TASK TO CARRY OUT: Scan the records below. List lines holding "Bismarck".

* BEGIN DATA *

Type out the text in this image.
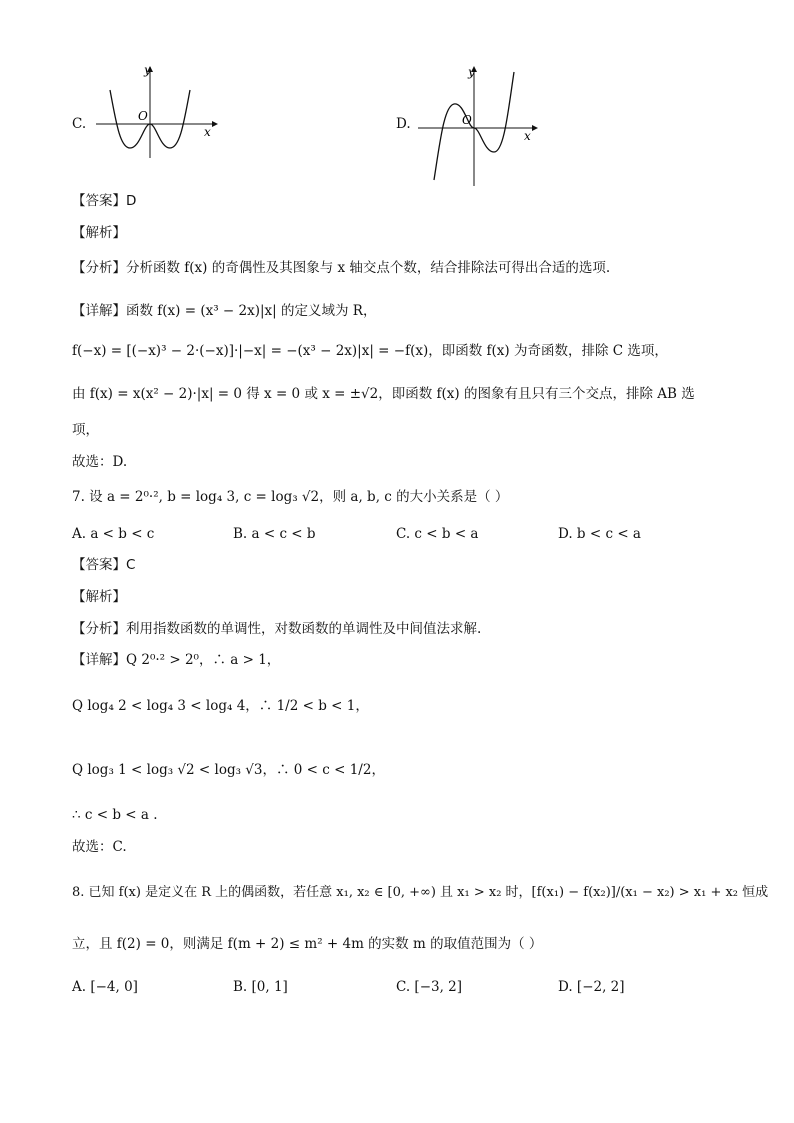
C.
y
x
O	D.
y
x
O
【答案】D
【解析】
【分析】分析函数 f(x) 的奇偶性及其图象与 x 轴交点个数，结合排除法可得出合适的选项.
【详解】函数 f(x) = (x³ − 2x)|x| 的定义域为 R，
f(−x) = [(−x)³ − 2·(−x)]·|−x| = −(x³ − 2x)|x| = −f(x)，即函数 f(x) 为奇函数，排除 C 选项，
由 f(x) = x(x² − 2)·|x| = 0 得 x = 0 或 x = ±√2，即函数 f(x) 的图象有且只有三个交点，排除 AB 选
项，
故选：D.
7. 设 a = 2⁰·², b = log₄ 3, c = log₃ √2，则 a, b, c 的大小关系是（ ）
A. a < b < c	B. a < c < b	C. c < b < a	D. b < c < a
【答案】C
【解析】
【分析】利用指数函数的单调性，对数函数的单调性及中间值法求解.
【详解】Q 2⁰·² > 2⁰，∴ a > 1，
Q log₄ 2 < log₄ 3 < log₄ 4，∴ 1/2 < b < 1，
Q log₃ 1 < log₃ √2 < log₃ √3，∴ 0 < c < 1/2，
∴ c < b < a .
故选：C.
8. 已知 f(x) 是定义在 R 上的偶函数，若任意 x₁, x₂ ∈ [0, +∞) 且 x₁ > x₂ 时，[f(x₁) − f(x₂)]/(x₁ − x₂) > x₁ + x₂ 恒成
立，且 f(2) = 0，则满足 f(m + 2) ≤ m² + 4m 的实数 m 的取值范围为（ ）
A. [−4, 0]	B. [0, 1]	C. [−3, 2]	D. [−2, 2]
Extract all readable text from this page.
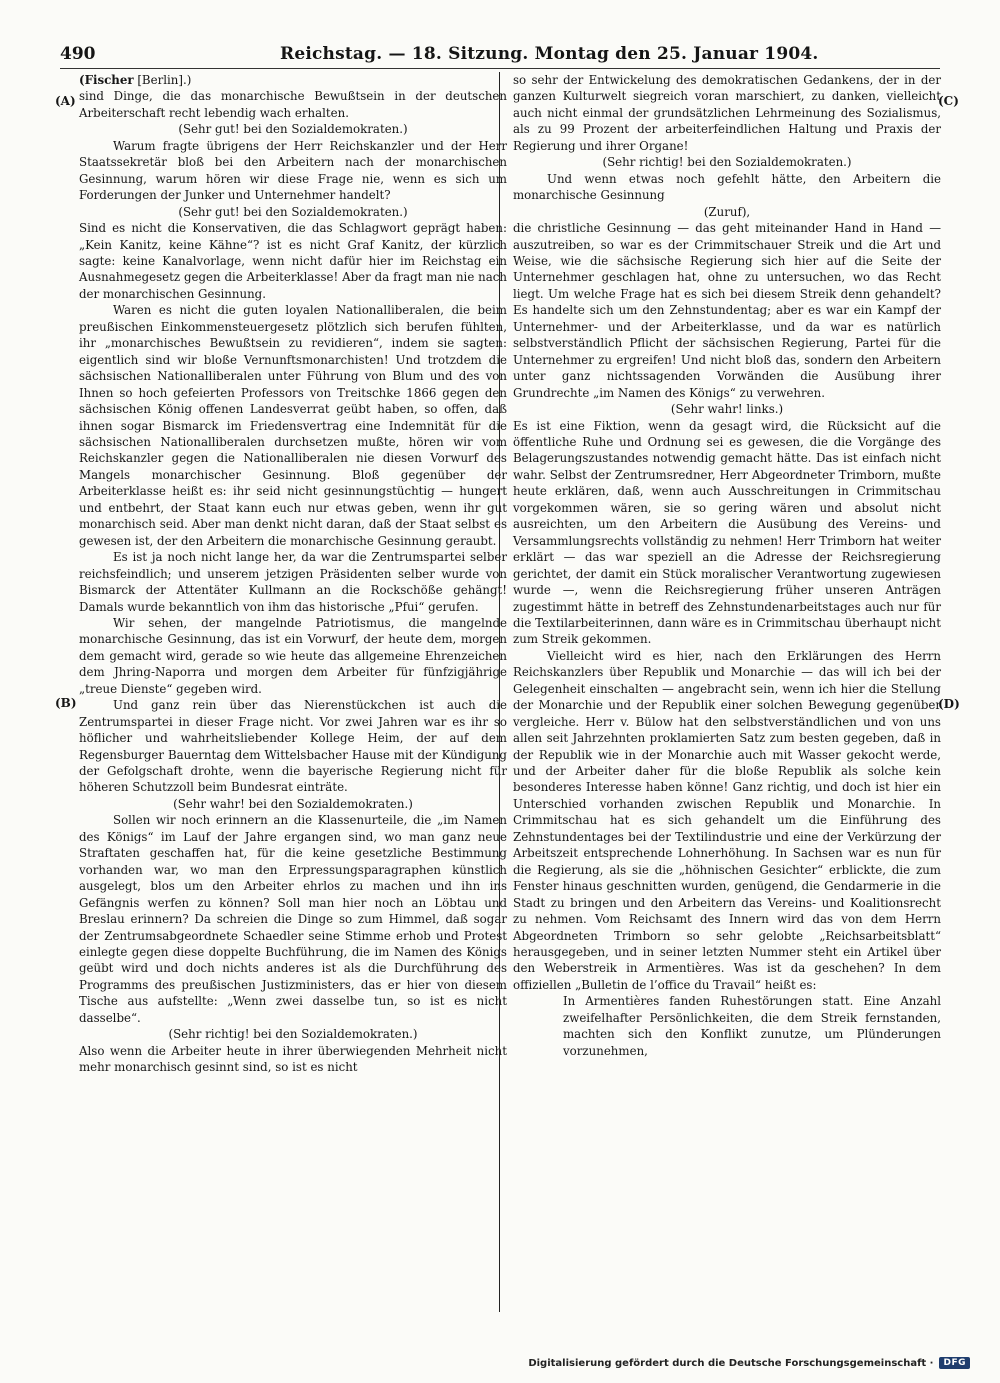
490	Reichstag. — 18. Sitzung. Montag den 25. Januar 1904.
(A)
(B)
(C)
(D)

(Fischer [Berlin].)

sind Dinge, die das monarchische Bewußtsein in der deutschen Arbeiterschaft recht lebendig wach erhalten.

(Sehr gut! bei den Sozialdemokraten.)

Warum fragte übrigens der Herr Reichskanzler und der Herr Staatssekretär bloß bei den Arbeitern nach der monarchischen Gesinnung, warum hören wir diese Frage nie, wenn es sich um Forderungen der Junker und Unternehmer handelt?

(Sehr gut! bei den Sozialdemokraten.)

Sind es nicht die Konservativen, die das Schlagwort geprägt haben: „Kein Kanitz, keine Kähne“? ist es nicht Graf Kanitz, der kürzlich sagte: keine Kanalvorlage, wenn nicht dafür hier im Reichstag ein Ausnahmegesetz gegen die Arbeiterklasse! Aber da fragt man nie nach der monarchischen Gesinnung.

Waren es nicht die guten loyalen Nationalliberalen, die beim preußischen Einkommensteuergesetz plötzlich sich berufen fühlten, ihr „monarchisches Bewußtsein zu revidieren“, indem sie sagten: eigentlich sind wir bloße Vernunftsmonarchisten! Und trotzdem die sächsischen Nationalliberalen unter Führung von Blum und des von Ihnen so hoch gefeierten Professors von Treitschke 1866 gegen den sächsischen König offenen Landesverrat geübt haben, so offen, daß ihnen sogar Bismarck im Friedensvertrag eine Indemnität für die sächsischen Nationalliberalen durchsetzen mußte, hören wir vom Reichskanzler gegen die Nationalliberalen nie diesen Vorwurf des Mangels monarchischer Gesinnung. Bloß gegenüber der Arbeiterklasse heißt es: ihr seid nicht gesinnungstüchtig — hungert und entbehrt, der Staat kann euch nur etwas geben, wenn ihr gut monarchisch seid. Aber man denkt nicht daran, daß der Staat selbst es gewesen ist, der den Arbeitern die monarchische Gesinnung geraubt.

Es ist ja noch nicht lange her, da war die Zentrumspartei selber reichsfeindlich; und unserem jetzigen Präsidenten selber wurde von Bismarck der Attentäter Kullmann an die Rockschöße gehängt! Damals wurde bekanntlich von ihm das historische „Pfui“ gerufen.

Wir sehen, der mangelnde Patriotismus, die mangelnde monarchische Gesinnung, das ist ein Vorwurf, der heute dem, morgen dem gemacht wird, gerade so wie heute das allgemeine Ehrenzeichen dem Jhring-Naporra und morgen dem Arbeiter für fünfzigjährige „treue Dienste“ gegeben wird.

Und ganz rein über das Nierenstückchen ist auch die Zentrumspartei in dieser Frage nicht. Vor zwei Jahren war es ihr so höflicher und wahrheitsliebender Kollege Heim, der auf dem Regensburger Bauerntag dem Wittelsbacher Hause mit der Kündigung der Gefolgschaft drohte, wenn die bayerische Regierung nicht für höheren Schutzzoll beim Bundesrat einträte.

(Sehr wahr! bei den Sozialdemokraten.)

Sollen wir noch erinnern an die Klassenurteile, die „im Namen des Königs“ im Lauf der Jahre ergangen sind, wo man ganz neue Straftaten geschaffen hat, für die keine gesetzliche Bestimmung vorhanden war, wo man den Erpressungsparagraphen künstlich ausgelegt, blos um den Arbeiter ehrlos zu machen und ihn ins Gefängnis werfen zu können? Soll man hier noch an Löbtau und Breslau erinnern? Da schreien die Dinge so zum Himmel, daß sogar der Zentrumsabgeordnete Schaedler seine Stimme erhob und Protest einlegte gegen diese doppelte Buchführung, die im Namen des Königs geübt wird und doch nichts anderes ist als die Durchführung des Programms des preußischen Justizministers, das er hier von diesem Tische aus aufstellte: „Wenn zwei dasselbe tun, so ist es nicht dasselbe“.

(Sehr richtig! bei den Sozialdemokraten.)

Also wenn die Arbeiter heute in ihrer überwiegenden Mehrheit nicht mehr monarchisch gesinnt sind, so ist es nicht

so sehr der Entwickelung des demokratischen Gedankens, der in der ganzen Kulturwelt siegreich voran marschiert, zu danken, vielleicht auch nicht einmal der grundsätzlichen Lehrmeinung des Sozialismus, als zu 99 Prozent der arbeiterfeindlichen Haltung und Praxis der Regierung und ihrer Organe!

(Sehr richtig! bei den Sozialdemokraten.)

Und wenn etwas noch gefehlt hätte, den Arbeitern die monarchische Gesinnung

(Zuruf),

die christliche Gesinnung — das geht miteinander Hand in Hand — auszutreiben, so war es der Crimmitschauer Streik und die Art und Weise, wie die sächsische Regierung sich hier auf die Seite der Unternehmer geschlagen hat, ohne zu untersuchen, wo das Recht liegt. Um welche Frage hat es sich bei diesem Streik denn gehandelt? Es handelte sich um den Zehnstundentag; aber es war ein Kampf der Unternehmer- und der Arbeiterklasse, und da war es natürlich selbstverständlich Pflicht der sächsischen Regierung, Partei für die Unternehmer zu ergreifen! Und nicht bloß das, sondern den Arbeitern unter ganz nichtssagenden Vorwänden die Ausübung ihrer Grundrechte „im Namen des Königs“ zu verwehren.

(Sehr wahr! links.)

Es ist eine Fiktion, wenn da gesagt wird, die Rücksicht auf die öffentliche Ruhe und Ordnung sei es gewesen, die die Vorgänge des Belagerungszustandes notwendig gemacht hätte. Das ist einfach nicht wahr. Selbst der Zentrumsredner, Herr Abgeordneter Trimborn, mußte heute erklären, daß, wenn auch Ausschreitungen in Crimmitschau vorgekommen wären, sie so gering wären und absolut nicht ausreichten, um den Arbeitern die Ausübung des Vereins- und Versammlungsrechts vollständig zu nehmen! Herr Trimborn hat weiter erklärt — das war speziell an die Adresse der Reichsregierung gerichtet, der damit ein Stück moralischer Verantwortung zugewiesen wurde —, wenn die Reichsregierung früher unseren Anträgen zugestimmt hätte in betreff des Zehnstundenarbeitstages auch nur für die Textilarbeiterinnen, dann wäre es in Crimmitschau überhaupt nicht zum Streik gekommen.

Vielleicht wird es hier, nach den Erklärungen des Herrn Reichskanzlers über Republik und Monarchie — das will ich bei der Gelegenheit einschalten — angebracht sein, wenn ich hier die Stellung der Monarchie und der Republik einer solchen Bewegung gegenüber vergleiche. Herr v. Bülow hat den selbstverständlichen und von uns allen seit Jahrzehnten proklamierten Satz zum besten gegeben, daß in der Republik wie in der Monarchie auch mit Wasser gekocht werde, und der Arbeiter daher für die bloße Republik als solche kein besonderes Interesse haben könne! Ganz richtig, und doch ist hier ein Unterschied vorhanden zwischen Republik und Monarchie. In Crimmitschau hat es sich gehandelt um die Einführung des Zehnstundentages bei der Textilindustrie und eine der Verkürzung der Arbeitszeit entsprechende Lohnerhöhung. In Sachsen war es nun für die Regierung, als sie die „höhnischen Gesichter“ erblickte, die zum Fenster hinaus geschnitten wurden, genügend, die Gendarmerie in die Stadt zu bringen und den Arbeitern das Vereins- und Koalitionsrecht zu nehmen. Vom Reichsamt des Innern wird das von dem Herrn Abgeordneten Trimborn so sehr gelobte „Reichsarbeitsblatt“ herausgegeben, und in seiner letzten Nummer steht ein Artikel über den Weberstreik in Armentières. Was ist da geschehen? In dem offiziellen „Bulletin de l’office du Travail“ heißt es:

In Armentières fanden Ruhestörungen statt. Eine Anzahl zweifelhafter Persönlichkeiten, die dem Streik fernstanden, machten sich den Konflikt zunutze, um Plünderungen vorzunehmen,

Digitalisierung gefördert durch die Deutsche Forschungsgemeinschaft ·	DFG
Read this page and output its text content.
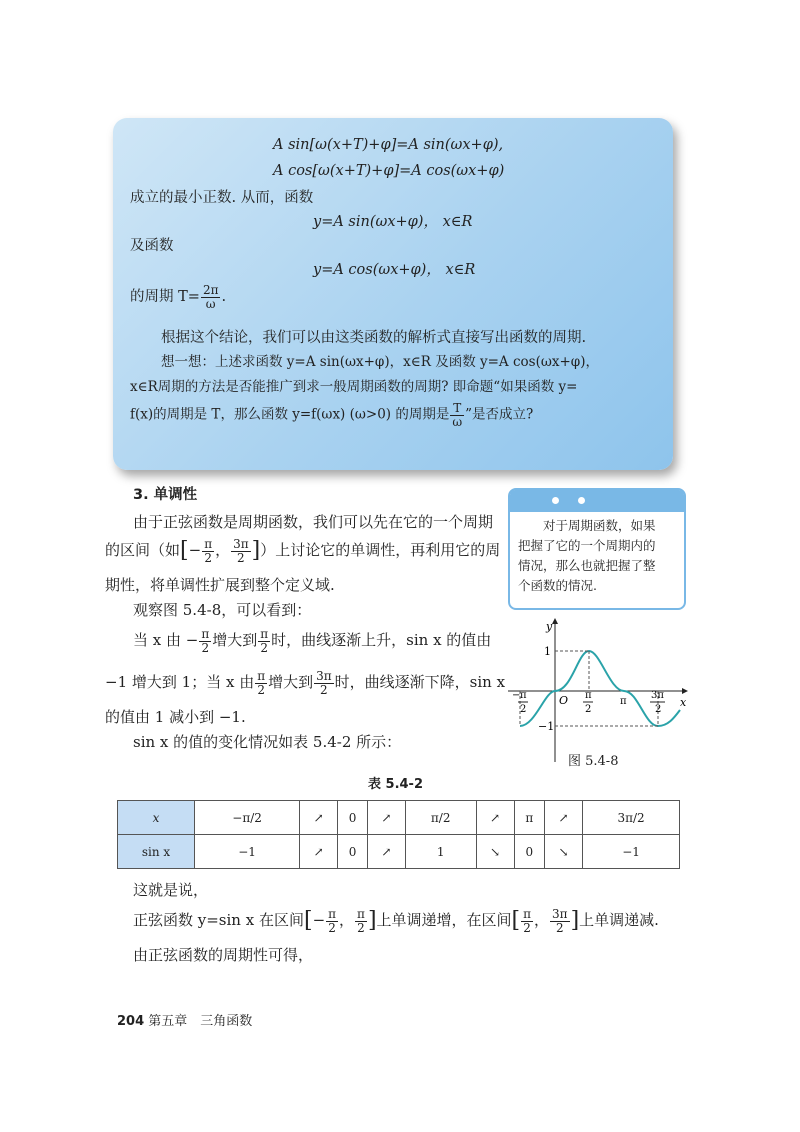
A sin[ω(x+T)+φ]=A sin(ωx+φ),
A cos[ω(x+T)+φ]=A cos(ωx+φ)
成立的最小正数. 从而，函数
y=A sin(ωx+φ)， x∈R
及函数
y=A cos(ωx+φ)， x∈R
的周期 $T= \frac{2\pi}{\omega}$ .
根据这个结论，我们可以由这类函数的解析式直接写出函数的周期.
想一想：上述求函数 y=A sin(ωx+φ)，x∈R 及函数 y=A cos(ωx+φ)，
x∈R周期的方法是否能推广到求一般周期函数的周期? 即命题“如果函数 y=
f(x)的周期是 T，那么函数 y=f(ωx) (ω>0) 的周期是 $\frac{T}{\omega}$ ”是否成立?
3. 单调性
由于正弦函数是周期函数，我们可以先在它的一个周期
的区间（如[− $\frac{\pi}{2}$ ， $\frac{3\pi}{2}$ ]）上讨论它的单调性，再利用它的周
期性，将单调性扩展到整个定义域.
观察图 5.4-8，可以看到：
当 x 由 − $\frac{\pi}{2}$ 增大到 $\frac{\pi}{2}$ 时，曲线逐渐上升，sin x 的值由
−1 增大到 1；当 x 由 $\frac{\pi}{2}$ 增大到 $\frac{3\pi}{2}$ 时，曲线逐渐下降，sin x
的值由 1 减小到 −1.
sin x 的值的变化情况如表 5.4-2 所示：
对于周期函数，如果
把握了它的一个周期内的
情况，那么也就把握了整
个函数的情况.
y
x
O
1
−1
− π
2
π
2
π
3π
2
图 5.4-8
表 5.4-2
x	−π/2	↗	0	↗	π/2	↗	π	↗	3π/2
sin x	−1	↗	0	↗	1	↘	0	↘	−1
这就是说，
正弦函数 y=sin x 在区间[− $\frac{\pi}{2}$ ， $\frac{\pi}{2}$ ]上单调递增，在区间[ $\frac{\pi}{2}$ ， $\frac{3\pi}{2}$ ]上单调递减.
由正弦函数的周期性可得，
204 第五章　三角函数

* END DATA *

EXERCISE OUTPUT:
Waren es nicht die guten loyalen Nationalliberalen, die beim preußischen Einkommensteuergesetz plötzlich sich berufen fühlten, ihr „monarchisches Bewußtsein zu revidieren“, indem sie sagten: eigentlich sind wir bloße Vernunftsmonarchisten! Und trotzdem die sächsischen Nationalliberalen unter Führung von Blum und des von Ihnen so hoch gefeierten Professors von Treitschke 1866 gegen den sächsischen König offenen Landesverrat geübt haben, so offen, daß ihnen sogar Bismarck im Friedensvertrag eine Indemnität für die sächsischen Nationalliberalen durchsetzen mußte, hören wir vom Reichskanzler gegen die Nationalliberalen nie diesen Vorwurf des Mangels monarchischer Gesinnung. Bloß gegenüber der Arbeiterklasse heißt es: ihr seid nicht gesinnungstüchtig — hungert und entbehrt, der Staat kann euch nur etwas geben, wenn ihr gut monarchisch seid. Aber man denkt nicht daran, daß der Staat selbst es gewesen ist, der den Arbeitern die monarchische Gesinnung geraubt.
Es ist ja noch nicht lange her, da war die Zentrumspartei selber reichsfeindlich; und unserem jetzigen Präsidenten selber wurde von Bismarck der Attentäter Kullmann an die Rockschöße gehängt! Damals wurde bekanntlich von ihm das historische „Pfui“ gerufen.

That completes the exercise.